◆ **Aim of the exercise**
Each record below is to be reproduced without any change.

(Stored data)
--- Start ---

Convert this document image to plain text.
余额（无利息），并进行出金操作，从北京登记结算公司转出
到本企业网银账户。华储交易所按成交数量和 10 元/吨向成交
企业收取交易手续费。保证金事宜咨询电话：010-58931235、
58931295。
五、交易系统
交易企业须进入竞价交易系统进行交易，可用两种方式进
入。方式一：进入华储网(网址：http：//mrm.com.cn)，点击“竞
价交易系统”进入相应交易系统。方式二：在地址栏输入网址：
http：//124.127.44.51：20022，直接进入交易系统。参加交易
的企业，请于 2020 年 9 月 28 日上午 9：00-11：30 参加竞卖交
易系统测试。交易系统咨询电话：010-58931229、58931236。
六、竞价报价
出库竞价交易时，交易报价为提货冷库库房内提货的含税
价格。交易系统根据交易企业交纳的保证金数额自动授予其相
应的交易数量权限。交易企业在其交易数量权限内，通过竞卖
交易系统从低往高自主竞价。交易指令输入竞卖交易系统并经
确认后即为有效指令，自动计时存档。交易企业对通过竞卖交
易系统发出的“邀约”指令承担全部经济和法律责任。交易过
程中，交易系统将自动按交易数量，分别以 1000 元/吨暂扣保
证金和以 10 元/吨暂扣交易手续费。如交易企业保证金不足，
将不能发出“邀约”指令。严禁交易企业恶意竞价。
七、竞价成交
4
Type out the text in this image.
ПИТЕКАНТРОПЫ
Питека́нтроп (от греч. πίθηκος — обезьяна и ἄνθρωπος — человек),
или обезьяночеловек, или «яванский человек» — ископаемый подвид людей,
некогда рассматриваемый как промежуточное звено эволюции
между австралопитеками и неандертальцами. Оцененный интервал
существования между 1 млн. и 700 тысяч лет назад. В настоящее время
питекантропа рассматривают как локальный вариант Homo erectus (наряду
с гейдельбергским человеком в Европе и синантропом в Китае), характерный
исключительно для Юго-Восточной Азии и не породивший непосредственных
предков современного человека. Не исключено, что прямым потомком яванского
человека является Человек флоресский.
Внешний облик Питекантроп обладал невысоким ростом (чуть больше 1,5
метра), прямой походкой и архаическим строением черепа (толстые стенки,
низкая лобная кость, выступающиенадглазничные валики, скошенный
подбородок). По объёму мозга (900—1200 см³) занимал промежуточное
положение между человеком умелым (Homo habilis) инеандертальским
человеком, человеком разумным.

--- End ---

◆ **The result**
Convert this document image to plain text.
余额（无利息），并进行出金操作，从北京登记结算公司转出
到本企业网银账户。华储交易所按成交数量和 10 元/吨向成交
企业收取交易手续费。保证金事宜咨询电话：010-58931235、
58931295。
五、交易系统
交易企业须进入竞价交易系统进行交易，可用两种方式进
入。方式一：进入华储网(网址：http：//mrm.com.cn)，点击“竞
价交易系统”进入相应交易系统。方式二：在地址栏输入网址：
http：//124.127.44.51：20022，直接进入交易系统。参加交易
的企业，请于 2020 年 9 月 28 日上午 9：00-11：30 参加竞卖交
易系统测试。交易系统咨询电话：010-58931229、58931236。
六、竞价报价
出库竞价交易时，交易报价为提货冷库库房内提货的含税
价格。交易系统根据交易企业交纳的保证金数额自动授予其相
应的交易数量权限。交易企业在其交易数量权限内，通过竞卖
交易系统从低往高自主竞价。交易指令输入竞卖交易系统并经
确认后即为有效指令，自动计时存档。交易企业对通过竞卖交
易系统发出的“邀约”指令承担全部经济和法律责任。交易过
程中，交易系统将自动按交易数量，分别以 1000 元/吨暂扣保
证金和以 10 元/吨暂扣交易手续费。如交易企业保证金不足，
将不能发出“邀约”指令。严禁交易企业恶意竞价。
七、竞价成交
4
Type out the text in this image.
ПИТЕКАНТРОПЫ
Питека́нтроп (от греч. πίθηκος — обезьяна и ἄνθρωπος — человек),
или обезьяночеловек, или «яванский человек» — ископаемый подвид людей,
некогда рассматриваемый как промежуточное звено эволюции
между австралопитеками и неандертальцами. Оцененный интервал
существования между 1 млн. и 700 тысяч лет назад. В настоящее время
питекантропа рассматривают как локальный вариант Homo erectus (наряду
с гейдельбергским человеком в Европе и синантропом в Китае), характерный
исключительно для Юго-Восточной Азии и не породивший непосредственных
предков современного человека. Не исключено, что прямым потомком яванского
человека является Человек флоресский.
Внешний облик Питекантроп обладал невысоким ростом (чуть больше 1,5
метра), прямой походкой и архаическим строением черепа (толстые стенки,
низкая лобная кость, выступающиенадглазничные валики, скошенный
подбородок). По объёму мозга (900—1200 см³) занимал промежуточное
положение между человеком умелым (Homo habilis) инеандертальским
человеком, человеком разумным.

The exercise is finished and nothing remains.